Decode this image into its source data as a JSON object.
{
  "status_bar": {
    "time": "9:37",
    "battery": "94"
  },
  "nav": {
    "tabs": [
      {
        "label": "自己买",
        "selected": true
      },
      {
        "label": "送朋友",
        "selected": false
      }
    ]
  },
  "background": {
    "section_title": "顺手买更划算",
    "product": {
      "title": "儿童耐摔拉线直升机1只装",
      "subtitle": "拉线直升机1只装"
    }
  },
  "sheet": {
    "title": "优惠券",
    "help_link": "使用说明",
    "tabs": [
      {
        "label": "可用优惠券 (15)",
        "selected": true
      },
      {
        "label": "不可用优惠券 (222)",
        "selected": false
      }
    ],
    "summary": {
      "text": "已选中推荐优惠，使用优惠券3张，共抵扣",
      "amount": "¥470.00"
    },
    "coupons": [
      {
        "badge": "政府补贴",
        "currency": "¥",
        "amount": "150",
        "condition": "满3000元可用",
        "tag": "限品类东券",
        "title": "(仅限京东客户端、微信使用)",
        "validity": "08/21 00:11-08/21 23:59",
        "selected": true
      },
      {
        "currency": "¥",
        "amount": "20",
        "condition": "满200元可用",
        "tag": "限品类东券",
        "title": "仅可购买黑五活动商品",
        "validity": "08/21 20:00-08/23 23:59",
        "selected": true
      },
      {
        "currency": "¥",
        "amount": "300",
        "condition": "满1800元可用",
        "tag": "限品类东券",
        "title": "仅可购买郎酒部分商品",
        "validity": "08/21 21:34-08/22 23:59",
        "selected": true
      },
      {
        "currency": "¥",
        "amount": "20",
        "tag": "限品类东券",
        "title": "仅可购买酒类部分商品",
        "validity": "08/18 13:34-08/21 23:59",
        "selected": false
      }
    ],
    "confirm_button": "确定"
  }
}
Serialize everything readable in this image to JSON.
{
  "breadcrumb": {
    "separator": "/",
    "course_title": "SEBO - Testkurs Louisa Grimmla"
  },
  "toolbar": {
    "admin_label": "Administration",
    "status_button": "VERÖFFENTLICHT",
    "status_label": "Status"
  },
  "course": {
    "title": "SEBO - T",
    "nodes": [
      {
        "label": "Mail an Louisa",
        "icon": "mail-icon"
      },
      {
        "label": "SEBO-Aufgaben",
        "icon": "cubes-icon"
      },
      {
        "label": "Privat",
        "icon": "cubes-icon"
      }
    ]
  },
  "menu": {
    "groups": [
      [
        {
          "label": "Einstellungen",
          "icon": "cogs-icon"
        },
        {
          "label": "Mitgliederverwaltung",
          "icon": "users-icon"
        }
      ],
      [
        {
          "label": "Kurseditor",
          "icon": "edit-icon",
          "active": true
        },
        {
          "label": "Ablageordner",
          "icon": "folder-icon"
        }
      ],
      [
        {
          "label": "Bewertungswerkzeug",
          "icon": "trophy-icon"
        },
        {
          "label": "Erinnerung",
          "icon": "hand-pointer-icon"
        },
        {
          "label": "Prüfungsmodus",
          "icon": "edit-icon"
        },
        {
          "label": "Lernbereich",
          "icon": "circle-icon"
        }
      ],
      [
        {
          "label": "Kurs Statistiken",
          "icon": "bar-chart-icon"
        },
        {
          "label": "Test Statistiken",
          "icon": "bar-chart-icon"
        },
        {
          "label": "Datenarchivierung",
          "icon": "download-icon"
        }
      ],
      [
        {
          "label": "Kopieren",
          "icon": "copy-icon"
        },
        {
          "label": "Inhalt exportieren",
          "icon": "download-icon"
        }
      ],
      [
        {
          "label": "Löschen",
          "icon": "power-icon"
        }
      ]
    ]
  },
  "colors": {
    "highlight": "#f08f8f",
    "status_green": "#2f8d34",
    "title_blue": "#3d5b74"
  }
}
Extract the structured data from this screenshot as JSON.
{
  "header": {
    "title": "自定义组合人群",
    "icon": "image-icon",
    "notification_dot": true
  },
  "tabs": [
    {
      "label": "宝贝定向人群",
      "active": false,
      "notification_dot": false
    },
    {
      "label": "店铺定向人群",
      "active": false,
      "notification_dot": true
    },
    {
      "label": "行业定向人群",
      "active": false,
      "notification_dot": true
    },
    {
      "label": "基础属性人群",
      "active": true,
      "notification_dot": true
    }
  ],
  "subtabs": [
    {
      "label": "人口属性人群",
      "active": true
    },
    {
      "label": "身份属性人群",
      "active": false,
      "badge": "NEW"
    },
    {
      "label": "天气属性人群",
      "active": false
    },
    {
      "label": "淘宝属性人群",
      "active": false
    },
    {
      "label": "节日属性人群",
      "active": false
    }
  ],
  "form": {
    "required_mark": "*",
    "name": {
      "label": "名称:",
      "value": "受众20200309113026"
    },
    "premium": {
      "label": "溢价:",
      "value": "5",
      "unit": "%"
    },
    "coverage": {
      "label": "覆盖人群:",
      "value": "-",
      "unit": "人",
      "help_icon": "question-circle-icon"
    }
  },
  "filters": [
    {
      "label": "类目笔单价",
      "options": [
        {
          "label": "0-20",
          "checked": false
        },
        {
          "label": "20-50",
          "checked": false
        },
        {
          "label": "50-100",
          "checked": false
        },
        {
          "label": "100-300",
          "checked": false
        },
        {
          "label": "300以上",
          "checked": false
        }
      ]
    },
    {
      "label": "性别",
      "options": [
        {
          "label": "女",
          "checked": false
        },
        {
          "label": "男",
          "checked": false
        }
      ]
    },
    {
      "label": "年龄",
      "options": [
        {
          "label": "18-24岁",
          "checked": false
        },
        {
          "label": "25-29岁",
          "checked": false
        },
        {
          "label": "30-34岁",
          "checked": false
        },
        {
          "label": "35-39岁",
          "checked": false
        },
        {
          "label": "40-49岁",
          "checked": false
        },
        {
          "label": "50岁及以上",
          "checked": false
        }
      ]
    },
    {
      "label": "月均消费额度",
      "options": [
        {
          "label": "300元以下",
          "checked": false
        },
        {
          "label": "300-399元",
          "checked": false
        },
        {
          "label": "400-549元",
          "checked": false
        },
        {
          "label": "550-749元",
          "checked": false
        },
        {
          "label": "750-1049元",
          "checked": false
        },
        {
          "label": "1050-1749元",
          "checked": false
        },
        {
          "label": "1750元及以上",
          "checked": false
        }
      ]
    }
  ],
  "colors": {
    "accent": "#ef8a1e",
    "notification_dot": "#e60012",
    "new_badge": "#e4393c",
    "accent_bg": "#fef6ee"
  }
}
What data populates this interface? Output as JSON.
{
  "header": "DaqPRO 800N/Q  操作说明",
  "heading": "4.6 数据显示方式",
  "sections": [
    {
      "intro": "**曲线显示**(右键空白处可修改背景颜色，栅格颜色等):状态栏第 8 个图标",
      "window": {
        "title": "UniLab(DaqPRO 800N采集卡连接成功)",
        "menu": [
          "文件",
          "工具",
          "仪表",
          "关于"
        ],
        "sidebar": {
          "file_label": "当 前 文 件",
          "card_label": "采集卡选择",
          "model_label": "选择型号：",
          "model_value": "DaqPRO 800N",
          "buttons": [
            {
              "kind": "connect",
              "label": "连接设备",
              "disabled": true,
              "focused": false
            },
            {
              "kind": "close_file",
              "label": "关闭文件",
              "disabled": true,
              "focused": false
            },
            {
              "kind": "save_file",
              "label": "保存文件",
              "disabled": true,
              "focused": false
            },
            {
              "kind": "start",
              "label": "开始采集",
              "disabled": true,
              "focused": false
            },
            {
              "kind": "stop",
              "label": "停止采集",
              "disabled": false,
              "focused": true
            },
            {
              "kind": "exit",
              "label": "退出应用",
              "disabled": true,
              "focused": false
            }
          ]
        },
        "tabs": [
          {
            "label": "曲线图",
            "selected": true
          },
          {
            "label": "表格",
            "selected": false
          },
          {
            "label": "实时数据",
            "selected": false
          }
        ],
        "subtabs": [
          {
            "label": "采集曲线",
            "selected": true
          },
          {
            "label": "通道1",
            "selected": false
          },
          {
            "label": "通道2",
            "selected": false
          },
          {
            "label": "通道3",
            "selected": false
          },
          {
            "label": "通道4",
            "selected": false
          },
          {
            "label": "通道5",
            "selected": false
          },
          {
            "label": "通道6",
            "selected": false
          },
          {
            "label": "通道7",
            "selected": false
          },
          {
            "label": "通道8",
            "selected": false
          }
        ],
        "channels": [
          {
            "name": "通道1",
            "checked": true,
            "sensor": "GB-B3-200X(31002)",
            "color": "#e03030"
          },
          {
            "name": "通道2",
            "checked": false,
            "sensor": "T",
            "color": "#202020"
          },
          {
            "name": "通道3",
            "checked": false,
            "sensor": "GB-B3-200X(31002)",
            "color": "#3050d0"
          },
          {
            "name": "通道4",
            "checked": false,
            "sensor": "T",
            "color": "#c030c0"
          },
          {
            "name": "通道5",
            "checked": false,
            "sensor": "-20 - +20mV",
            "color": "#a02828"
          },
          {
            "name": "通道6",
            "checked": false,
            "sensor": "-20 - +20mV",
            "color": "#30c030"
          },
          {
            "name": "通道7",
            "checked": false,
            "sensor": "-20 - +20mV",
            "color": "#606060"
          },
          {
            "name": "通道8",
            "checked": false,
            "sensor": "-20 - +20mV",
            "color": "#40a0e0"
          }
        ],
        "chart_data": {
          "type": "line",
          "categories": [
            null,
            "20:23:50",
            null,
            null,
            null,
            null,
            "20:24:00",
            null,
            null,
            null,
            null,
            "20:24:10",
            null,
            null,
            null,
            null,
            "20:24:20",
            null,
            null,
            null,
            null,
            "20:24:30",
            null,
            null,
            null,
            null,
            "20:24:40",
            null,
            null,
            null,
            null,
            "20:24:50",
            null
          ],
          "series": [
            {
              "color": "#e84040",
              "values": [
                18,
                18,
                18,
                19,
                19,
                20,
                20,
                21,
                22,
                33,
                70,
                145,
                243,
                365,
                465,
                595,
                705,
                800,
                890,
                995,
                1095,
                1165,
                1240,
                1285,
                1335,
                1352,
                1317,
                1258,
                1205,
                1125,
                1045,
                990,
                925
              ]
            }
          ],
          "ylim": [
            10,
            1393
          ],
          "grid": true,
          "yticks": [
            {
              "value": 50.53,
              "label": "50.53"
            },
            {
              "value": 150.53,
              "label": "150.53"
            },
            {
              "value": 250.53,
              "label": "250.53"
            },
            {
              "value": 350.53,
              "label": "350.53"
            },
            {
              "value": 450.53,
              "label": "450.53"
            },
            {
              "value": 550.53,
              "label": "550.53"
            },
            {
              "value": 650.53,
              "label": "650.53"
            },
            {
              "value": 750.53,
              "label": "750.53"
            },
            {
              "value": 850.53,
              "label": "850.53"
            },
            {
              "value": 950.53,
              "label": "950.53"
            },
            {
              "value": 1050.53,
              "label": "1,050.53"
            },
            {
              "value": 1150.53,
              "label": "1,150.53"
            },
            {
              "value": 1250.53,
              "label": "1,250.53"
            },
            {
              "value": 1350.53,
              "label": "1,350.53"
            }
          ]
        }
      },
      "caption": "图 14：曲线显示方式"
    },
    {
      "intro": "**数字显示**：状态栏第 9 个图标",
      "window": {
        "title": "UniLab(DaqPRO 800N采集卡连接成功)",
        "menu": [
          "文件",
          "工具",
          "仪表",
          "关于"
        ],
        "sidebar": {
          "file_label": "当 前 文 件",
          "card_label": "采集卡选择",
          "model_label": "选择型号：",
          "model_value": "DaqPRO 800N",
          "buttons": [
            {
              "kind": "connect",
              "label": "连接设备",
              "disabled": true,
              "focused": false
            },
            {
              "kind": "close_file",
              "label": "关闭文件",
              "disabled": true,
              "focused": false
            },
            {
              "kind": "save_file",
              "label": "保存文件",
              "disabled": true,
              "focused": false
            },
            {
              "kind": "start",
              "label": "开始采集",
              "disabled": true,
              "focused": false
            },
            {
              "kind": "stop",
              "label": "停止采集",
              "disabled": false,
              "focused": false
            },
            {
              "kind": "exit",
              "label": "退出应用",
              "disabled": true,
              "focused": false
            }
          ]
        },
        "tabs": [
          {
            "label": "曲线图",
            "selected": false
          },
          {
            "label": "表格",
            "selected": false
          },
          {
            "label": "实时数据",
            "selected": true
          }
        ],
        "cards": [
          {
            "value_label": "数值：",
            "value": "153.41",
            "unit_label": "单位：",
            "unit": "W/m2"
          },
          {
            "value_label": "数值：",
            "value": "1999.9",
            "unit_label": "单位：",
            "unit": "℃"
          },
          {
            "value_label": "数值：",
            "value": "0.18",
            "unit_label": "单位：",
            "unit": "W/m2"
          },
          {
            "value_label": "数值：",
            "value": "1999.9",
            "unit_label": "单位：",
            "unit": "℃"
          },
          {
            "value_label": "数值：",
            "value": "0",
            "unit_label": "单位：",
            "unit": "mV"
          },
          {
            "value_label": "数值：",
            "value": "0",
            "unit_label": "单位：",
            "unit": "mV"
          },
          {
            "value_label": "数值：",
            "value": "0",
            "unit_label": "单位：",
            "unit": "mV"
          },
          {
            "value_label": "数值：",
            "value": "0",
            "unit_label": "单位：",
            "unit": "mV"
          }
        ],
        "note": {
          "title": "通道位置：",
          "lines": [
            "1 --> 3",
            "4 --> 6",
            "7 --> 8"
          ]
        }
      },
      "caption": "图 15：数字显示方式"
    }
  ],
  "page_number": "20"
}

**The request:** In the listing above, how many lines include the word "JSON"? Answer with the number and nothing more.

**Reply:** 4